== Objective ==
Repeat each line exactly, leaving nothing out.
>>>
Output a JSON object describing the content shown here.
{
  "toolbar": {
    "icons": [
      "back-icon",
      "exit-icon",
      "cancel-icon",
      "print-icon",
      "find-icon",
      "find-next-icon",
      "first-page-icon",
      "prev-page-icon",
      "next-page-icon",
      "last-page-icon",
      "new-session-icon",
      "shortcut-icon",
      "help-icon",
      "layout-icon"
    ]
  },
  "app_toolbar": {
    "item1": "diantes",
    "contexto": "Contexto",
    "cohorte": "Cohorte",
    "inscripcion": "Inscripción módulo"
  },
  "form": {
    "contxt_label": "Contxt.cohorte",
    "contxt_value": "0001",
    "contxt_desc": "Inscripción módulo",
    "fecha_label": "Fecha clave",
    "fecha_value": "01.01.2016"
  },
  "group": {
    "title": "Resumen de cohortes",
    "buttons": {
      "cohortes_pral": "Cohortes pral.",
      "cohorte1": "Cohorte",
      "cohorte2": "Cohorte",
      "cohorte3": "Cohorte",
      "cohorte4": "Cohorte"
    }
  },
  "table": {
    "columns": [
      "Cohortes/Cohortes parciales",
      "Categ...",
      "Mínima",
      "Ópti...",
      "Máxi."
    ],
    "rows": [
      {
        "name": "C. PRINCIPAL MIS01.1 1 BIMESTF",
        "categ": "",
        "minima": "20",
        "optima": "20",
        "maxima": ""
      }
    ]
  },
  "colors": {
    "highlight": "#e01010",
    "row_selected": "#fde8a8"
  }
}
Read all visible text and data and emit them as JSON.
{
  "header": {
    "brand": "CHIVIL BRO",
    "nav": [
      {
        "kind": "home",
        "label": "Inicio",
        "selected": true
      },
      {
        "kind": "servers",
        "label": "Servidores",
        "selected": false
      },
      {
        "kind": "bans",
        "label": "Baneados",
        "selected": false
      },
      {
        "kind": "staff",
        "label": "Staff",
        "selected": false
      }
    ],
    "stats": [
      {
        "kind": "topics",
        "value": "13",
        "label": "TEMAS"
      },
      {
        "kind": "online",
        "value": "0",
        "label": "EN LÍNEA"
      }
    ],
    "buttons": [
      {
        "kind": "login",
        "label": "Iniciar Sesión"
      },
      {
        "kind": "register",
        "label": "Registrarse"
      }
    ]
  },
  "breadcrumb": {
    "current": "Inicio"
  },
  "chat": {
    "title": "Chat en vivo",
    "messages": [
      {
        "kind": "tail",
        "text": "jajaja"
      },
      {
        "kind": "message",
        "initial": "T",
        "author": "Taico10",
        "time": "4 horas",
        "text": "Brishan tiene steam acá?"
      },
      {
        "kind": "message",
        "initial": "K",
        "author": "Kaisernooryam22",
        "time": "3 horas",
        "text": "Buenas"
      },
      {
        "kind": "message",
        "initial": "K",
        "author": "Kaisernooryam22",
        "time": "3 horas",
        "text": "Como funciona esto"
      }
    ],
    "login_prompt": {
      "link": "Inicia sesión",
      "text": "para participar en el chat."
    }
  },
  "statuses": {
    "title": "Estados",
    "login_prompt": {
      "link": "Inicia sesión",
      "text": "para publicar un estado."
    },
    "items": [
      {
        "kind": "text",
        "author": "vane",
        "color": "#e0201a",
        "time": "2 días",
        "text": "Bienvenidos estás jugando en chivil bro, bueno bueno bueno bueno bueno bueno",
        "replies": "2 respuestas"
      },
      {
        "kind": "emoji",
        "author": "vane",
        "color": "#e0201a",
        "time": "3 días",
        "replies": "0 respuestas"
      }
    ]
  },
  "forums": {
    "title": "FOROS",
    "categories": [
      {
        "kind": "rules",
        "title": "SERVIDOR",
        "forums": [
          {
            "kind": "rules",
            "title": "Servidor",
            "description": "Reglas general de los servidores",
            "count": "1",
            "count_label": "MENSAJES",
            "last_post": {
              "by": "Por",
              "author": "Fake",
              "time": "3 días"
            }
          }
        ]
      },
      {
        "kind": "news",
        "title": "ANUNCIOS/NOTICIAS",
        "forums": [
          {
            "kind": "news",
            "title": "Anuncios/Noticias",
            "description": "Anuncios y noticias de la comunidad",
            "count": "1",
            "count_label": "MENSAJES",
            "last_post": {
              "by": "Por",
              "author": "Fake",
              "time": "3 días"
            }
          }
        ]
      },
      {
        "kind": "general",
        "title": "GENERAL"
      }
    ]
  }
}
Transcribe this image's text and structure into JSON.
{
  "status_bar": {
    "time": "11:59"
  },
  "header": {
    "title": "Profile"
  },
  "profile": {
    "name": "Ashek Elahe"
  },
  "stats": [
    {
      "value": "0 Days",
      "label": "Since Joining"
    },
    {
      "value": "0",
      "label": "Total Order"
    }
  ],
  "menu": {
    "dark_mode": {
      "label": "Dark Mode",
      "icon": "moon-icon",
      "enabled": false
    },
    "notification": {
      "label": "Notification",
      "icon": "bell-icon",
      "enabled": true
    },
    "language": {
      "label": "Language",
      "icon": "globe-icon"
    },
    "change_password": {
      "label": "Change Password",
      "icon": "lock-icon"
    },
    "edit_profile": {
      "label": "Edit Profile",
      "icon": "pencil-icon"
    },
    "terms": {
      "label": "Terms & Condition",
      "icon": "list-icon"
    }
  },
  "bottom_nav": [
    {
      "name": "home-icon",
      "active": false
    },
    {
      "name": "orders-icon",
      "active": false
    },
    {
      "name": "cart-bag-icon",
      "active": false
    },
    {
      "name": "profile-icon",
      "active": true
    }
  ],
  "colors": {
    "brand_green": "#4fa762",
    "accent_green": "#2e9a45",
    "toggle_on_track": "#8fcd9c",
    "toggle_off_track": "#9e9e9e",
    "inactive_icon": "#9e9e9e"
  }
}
<<<
== The answer ==
Output a JSON object describing the content shown here.
{
  "toolbar": {
    "icons": [
      "back-icon",
      "exit-icon",
      "cancel-icon",
      "print-icon",
      "find-icon",
      "find-next-icon",
      "first-page-icon",
      "prev-page-icon",
      "next-page-icon",
      "last-page-icon",
      "new-session-icon",
      "shortcut-icon",
      "help-icon",
      "layout-icon"
    ]
  },
  "app_toolbar": {
    "item1": "diantes",
    "contexto": "Contexto",
    "cohorte": "Cohorte",
    "inscripcion": "Inscripción módulo"
  },
  "form": {
    "contxt_label": "Contxt.cohorte",
    "contxt_value": "0001",
    "contxt_desc": "Inscripción módulo",
    "fecha_label": "Fecha clave",
    "fecha_value": "01.01.2016"
  },
  "group": {
    "title": "Resumen de cohortes",
    "buttons": {
      "cohortes_pral": "Cohortes pral.",
      "cohorte1": "Cohorte",
      "cohorte2": "Cohorte",
      "cohorte3": "Cohorte",
      "cohorte4": "Cohorte"
    }
  },
  "table": {
    "columns": [
      "Cohortes/Cohortes parciales",
      "Categ...",
      "Mínima",
      "Ópti...",
      "Máxi."
    ],
    "rows": [
      {
        "name": "C. PRINCIPAL MIS01.1 1 BIMESTF",
        "categ": "",
        "minima": "20",
        "optima": "20",
        "maxima": ""
      }
    ]
  },
  "colors": {
    "highlight": "#e01010",
    "row_selected": "#fde8a8"
  }
}
Read all visible text and data and emit them as JSON.
{
  "header": {
    "brand": "CHIVIL BRO",
    "nav": [
      {
        "kind": "home",
        "label": "Inicio",
        "selected": true
      },
      {
        "kind": "servers",
        "label": "Servidores",
        "selected": false
      },
      {
        "kind": "bans",
        "label": "Baneados",
        "selected": false
      },
      {
        "kind": "staff",
        "label": "Staff",
        "selected": false
      }
    ],
    "stats": [
      {
        "kind": "topics",
        "value": "13",
        "label": "TEMAS"
      },
      {
        "kind": "online",
        "value": "0",
        "label": "EN LÍNEA"
      }
    ],
    "buttons": [
      {
        "kind": "login",
        "label": "Iniciar Sesión"
      },
      {
        "kind": "register",
        "label": "Registrarse"
      }
    ]
  },
  "breadcrumb": {
    "current": "Inicio"
  },
  "chat": {
    "title": "Chat en vivo",
    "messages": [
      {
        "kind": "tail",
        "text": "jajaja"
      },
      {
        "kind": "message",
        "initial": "T",
        "author": "Taico10",
        "time": "4 horas",
        "text": "Brishan tiene steam acá?"
      },
      {
        "kind": "message",
        "initial": "K",
        "author": "Kaisernooryam22",
        "time": "3 horas",
        "text": "Buenas"
      },
      {
        "kind": "message",
        "initial": "K",
        "author": "Kaisernooryam22",
        "time": "3 horas",
        "text": "Como funciona esto"
      }
    ],
    "login_prompt": {
      "link": "Inicia sesión",
      "text": "para participar en el chat."
    }
  },
  "statuses": {
    "title": "Estados",
    "login_prompt": {
      "link": "Inicia sesión",
      "text": "para publicar un estado."
    },
    "items": [
      {
        "kind": "text",
        "author": "vane",
        "color": "#e0201a",
        "time": "2 días",
        "text": "Bienvenidos estás jugando en chivil bro, bueno bueno bueno bueno bueno bueno",
        "replies": "2 respuestas"
      },
      {
        "kind": "emoji",
        "author": "vane",
        "color": "#e0201a",
        "time": "3 días",
        "replies": "0 respuestas"
      }
    ]
  },
  "forums": {
    "title": "FOROS",
    "categories": [
      {
        "kind": "rules",
        "title": "SERVIDOR",
        "forums": [
          {
            "kind": "rules",
            "title": "Servidor",
            "description": "Reglas general de los servidores",
            "count": "1",
            "count_label": "MENSAJES",
            "last_post": {
              "by": "Por",
              "author": "Fake",
              "time": "3 días"
            }
          }
        ]
      },
      {
        "kind": "news",
        "title": "ANUNCIOS/NOTICIAS",
        "forums": [
          {
            "kind": "news",
            "title": "Anuncios/Noticias",
            "description": "Anuncios y noticias de la comunidad",
            "count": "1",
            "count_label": "MENSAJES",
            "last_post": {
              "by": "Por",
              "author": "Fake",
              "time": "3 días"
            }
          }
        ]
      },
      {
        "kind": "general",
        "title": "GENERAL"
      }
    ]
  }
}
Transcribe this image's text and structure into JSON.
{
  "status_bar": {
    "time": "11:59"
  },
  "header": {
    "title": "Profile"
  },
  "profile": {
    "name": "Ashek Elahe"
  },
  "stats": [
    {
      "value": "0 Days",
      "label": "Since Joining"
    },
    {
      "value": "0",
      "label": "Total Order"
    }
  ],
  "menu": {
    "dark_mode": {
      "label": "Dark Mode",
      "icon": "moon-icon",
      "enabled": false
    },
    "notification": {
      "label": "Notification",
      "icon": "bell-icon",
      "enabled": true
    },
    "language": {
      "label": "Language",
      "icon": "globe-icon"
    },
    "change_password": {
      "label": "Change Password",
      "icon": "lock-icon"
    },
    "edit_profile": {
      "label": "Edit Profile",
      "icon": "pencil-icon"
    },
    "terms": {
      "label": "Terms & Condition",
      "icon": "list-icon"
    }
  },
  "bottom_nav": [
    {
      "name": "home-icon",
      "active": false
    },
    {
      "name": "orders-icon",
      "active": false
    },
    {
      "name": "cart-bag-icon",
      "active": false
    },
    {
      "name": "profile-icon",
      "active": true
    }
  ],
  "colors": {
    "brand_green": "#4fa762",
    "accent_green": "#2e9a45",
    "toggle_on_track": "#8fcd9c",
    "toggle_off_track": "#9e9e9e",
    "inactive_icon": "#9e9e9e"
  }
}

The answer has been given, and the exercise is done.